● DIRECTIONS FOR THIS TASK
Make an exact copy of the lines below.

## start INFORMATION PROVIDED

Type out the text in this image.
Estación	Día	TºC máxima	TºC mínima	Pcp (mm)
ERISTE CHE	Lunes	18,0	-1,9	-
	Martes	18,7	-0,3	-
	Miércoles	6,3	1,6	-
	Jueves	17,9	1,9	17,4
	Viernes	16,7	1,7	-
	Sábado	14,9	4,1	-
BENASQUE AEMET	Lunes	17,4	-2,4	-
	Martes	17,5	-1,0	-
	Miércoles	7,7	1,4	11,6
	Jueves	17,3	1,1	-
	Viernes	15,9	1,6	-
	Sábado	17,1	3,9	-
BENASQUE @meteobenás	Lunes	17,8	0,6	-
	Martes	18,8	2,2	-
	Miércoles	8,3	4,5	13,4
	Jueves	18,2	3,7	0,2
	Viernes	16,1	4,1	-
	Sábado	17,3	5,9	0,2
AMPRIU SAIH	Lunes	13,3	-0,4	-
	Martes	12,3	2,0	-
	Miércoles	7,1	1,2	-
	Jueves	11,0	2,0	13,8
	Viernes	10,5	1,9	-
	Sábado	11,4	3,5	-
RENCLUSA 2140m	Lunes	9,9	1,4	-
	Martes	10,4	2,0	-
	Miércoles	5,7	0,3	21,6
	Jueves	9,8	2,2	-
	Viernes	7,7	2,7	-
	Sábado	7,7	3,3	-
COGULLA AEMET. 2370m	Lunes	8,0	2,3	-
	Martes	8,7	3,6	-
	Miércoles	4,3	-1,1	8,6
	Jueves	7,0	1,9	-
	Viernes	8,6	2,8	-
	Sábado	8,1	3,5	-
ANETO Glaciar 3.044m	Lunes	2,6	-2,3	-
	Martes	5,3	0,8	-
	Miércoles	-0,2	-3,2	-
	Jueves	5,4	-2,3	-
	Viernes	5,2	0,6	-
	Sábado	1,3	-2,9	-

## end INFORMATION PROVIDED

● PROBLEM SOLUTION
Type out the text in this image.
Estación	Día	TºC máxima	TºC mínima	Pcp (mm)
ERISTE CHE	Lunes	18,0	-1,9	-
	Martes	18,7	-0,3	-
	Miércoles	6,3	1,6	-
	Jueves	17,9	1,9	17,4
	Viernes	16,7	1,7	-
	Sábado	14,9	4,1	-
BENASQUE AEMET	Lunes	17,4	-2,4	-
	Martes	17,5	-1,0	-
	Miércoles	7,7	1,4	11,6
	Jueves	17,3	1,1	-
	Viernes	15,9	1,6	-
	Sábado	17,1	3,9	-
BENASQUE @meteobenás	Lunes	17,8	0,6	-
	Martes	18,8	2,2	-
	Miércoles	8,3	4,5	13,4
	Jueves	18,2	3,7	0,2
	Viernes	16,1	4,1	-
	Sábado	17,3	5,9	0,2
AMPRIU SAIH	Lunes	13,3	-0,4	-
	Martes	12,3	2,0	-
	Miércoles	7,1	1,2	-
	Jueves	11,0	2,0	13,8
	Viernes	10,5	1,9	-
	Sábado	11,4	3,5	-
RENCLUSA 2140m	Lunes	9,9	1,4	-
	Martes	10,4	2,0	-
	Miércoles	5,7	0,3	21,6
	Jueves	9,8	2,2	-
	Viernes	7,7	2,7	-
	Sábado	7,7	3,3	-
COGULLA AEMET. 2370m	Lunes	8,0	2,3	-
	Martes	8,7	3,6	-
	Miércoles	4,3	-1,1	8,6
	Jueves	7,0	1,9	-
	Viernes	8,6	2,8	-
	Sábado	8,1	3,5	-
ANETO Glaciar 3.044m	Lunes	2,6	-2,3	-
	Martes	5,3	0,8	-
	Miércoles	-0,2	-3,2	-
	Jueves	5,4	-2,3	-
	Viernes	5,2	0,6	-
	Sábado	1,3	-2,9	-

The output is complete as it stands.